**Text passage:**

"""

    • XP curve formula:
      xp_required(level) = base_xp × level^exponent
      (exponent 1.5–2.0 for gentle curve, 2.5+ for steep late-game).
    • Skill trees: ensure no dead-end paths, provide respec option, gate powerful nodes behind level requirements.
    • Prestige/ascension: reset progress with permanent bonuses (e.g., +5% XP gain per prestige level).
  4. Implement combat/interaction formulas:
    • Damage:
      final_damage = (base_attack × skill_multiplier - defense) × crit_modifier × elemental_bonus
      . Clamp to minimum 1.
    • Cooldowns: fixed cooldown with optional CDR stat (
      effective_cd = base_cd × (1 - cdr_percent)
      ). Cap CDR at 40–50%.
    • Buff stacking: define rules — additive (stack values), multiplicative (stack multipliers), or highest-only (no stack).
  5. Design loot and rewards:
    • Drop tables: assign weights to items (
      common: 60, uncommon: 25, rare: 10, epic: 4, legendary: 1
      ). Normalize weights to probabilities.
    • Pity timer: guarantee a rare+ drop every N attempts (e.g., after 50 pulls without epic, force one). Track counter per player.
    • Positive reinforcement: reward effort (XP), reward mastery (achievement), reward exploration (hidden items).
  6. Tune difficulty:
    • Difficulty curve: enemies scale by
      base_stat × (1 + level × scale_factor)
      . Avoid linear scaling past midgame — use diminishing returns.
    • Adaptive difficulty: track player death rate over last 10 encounters. If >60%, reduce enemy HP by 10%. If <10%, increase damage by 5%. Invisible to player.
  7. Make it data-driven: store all tuning values in external config (JSON, CSV, ScriptableObjects, DataAssets). Never hardcode balance numbers. Use
    ScriptableObject
    in Unity or
    UDataAsset
    /
    UDataTable
    in UE5 for designer-editable configs.

Decision rules

  • Always model economy math in a spreadsheet before implementing — intuition fails at scale.
  • Prefer multiplicative stacking for damage buffs (creates interesting build choices) but cap total multiplier.
  • XP curves should feel fast early (levels 1-10 in first session) and slow later (last 10% = 30% of total playtime).
  • Drop rates below 1% require a pity timer to prevent frustration.
  • Difficulty scaling should never make the player feel punished for being good — adaptive systems must be invisible.
  • All balance values must be hot-reloadable or at minimum require only a data file change, not a code change.
  • Playtest before shipping any balance change; simulation catches math errors but not feel.

"""

**Directions:** Carry the game-balance guide above forward, picking up right after its last decision rule on playtesting.

**Extracted material:**

"""

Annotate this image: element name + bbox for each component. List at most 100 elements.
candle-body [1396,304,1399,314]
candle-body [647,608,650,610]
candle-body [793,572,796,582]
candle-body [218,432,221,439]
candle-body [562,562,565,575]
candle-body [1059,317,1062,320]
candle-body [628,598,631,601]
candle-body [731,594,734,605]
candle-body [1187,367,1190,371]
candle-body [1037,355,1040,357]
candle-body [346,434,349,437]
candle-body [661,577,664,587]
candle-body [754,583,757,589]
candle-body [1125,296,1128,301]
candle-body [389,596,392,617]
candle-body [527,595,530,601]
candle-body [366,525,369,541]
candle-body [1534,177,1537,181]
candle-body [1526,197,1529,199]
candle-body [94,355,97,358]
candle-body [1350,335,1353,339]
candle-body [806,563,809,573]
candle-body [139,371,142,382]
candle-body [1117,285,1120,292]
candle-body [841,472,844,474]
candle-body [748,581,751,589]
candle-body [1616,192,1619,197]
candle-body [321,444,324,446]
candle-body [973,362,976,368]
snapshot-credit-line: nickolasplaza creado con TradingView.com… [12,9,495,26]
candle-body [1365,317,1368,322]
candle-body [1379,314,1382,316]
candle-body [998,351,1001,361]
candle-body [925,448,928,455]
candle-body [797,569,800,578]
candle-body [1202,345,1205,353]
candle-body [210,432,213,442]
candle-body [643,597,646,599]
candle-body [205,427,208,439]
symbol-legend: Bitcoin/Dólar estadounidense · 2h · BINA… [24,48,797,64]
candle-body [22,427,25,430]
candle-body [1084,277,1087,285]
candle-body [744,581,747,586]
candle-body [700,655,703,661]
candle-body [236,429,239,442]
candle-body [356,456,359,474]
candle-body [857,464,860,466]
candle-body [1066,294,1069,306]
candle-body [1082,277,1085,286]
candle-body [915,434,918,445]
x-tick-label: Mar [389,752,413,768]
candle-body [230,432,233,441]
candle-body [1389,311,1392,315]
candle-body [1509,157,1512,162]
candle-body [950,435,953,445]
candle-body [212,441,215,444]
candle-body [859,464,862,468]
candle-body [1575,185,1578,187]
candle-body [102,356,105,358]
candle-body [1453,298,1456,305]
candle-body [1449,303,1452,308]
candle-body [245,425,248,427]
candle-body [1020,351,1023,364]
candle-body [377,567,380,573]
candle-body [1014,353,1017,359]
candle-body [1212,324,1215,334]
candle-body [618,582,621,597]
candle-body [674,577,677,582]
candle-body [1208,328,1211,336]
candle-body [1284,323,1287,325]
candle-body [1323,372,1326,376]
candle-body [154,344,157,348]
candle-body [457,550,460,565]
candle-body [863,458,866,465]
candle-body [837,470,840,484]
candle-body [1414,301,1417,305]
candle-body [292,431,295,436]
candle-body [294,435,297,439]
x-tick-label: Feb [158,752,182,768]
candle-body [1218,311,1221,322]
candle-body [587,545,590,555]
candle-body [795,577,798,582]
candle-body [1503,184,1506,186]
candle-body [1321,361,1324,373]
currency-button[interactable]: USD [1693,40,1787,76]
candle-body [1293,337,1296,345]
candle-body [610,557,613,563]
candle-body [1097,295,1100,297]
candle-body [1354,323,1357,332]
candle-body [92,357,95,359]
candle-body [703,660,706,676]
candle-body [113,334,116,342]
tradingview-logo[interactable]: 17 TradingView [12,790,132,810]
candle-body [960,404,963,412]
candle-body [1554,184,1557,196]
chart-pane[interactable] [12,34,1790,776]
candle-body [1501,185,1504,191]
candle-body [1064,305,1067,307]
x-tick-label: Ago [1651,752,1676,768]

"""

**Response:**
Output requirements

  1. Core Loop Diagram
    — text description of engagement cycle with feedback arrows
  2. Economy Model
    — sources, sinks, flow rates, inflation analysis
  3. Progression Table
    — XP curve values for all levels, unlock requirements
  4. Combat Formulas
    — damage, defense, cooldown, stacking rules with example calculations
  5. Loot Table
    — item categories, weights, pity timer config
  6. Data Schema
    — ScriptableObject/DataAsset/JSON structure for tuning values
  7. Balance Test Plan
    — simulation parameters or playtest scenarios to validate

References

  • Schell, The Art of Game Design — lenses for loop analysis and player motivation
  • Adams & Dormans, Game Mechanics: Advanced Game Design — economy and system modeling
  • Unity:
    ScriptableObject
    ,
    JsonUtility
    , Addressable config tables
  • UE5:
    UDataTable
    ,
    UDataAsset
    ,
    FTableRowBase
    for CSV-driven balance
  • Godot:
    Resource
    subclasses,
    JSON.parse_string()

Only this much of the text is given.